- **Exercise input**:
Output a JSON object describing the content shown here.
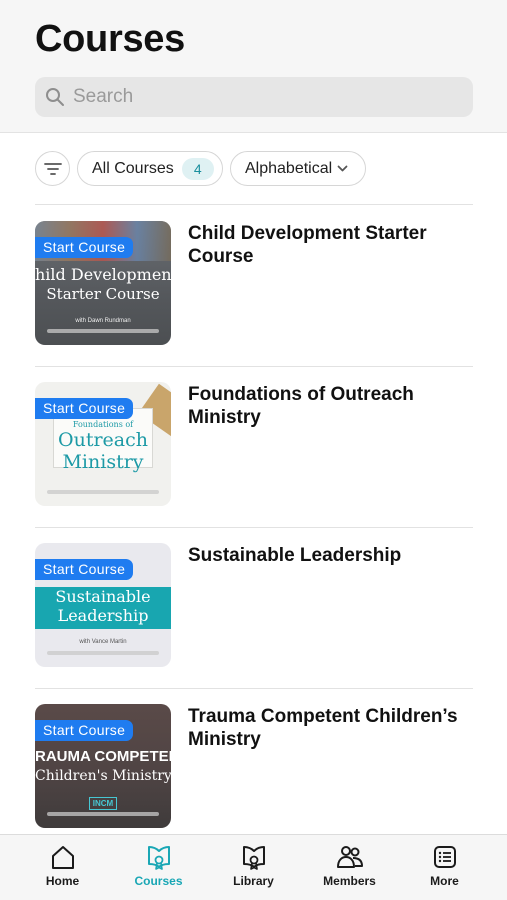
{
  "header": {
    "title": "Courses"
  },
  "search": {
    "placeholder": "Search",
    "icon": "search-icon"
  },
  "filters": {
    "filter_icon": "filter-icon",
    "all_courses_label": "All Courses",
    "count": "4",
    "sort_label": "Alphabetical",
    "sort_icon": "chevron-down-icon"
  },
  "courses": [
    {
      "title": "Child Development Starter Course",
      "badge": "Start Course",
      "thumb_line1": "hild Developmen",
      "thumb_line2": "Starter Course",
      "thumb_small": "with Dawn Rundman"
    },
    {
      "title": "Foundations of Outreach Ministry",
      "badge": "Start Course",
      "thumb_small": "Foundations of",
      "thumb_line1": "Outreach",
      "thumb_line2": "Ministry"
    },
    {
      "title": "Sustainable Leadership",
      "badge": "Start Course",
      "thumb_line1": "Sustainable",
      "thumb_line2": "Leadership",
      "thumb_small": "with Vance Martin"
    },
    {
      "title": "Trauma Competent Children’s Ministry",
      "badge": "Start Course",
      "thumb_line1": "RAUMA COMPETEN",
      "thumb_line2": "Children's Ministry",
      "thumb_small": "INCM"
    }
  ],
  "tabs": [
    {
      "label": "Home",
      "icon": "home-icon"
    },
    {
      "label": "Courses",
      "icon": "courses-icon",
      "active": true
    },
    {
      "label": "Library",
      "icon": "library-icon"
    },
    {
      "label": "Members",
      "icon": "members-icon"
    },
    {
      "label": "More",
      "icon": "more-icon"
    }
  ],
  "colors": {
    "accent": "#1aa7b5",
    "badge": "#1f7cf0",
    "count_bg": "#dff1f3"
  }
}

- **Do this**:
Restate each entry word for word, leaving out any pictures.

- **Task solution**:
Output a JSON object describing the content shown here.
{
  "header": {
    "title": "Courses"
  },
  "search": {
    "placeholder": "Search",
    "icon": "search-icon"
  },
  "filters": {
    "filter_icon": "filter-icon",
    "all_courses_label": "All Courses",
    "count": "4",
    "sort_label": "Alphabetical",
    "sort_icon": "chevron-down-icon"
  },
  "courses": [
    {
      "title": "Child Development Starter Course",
      "badge": "Start Course",
      "thumb_line1": "hild Developmen",
      "thumb_line2": "Starter Course",
      "thumb_small": "with Dawn Rundman"
    },
    {
      "title": "Foundations of Outreach Ministry",
      "badge": "Start Course",
      "thumb_small": "Foundations of",
      "thumb_line1": "Outreach",
      "thumb_line2": "Ministry"
    },
    {
      "title": "Sustainable Leadership",
      "badge": "Start Course",
      "thumb_line1": "Sustainable",
      "thumb_line2": "Leadership",
      "thumb_small": "with Vance Martin"
    },
    {
      "title": "Trauma Competent Children’s Ministry",
      "badge": "Start Course",
      "thumb_line1": "RAUMA COMPETEN",
      "thumb_line2": "Children's Ministry",
      "thumb_small": "INCM"
    }
  ],
  "tabs": [
    {
      "label": "Home",
      "icon": "home-icon"
    },
    {
      "label": "Courses",
      "icon": "courses-icon",
      "active": true
    },
    {
      "label": "Library",
      "icon": "library-icon"
    },
    {
      "label": "Members",
      "icon": "members-icon"
    },
    {
      "label": "More",
      "icon": "more-icon"
    }
  ],
  "colors": {
    "accent": "#1aa7b5",
    "badge": "#1f7cf0",
    "count_bg": "#dff1f3"
  }
}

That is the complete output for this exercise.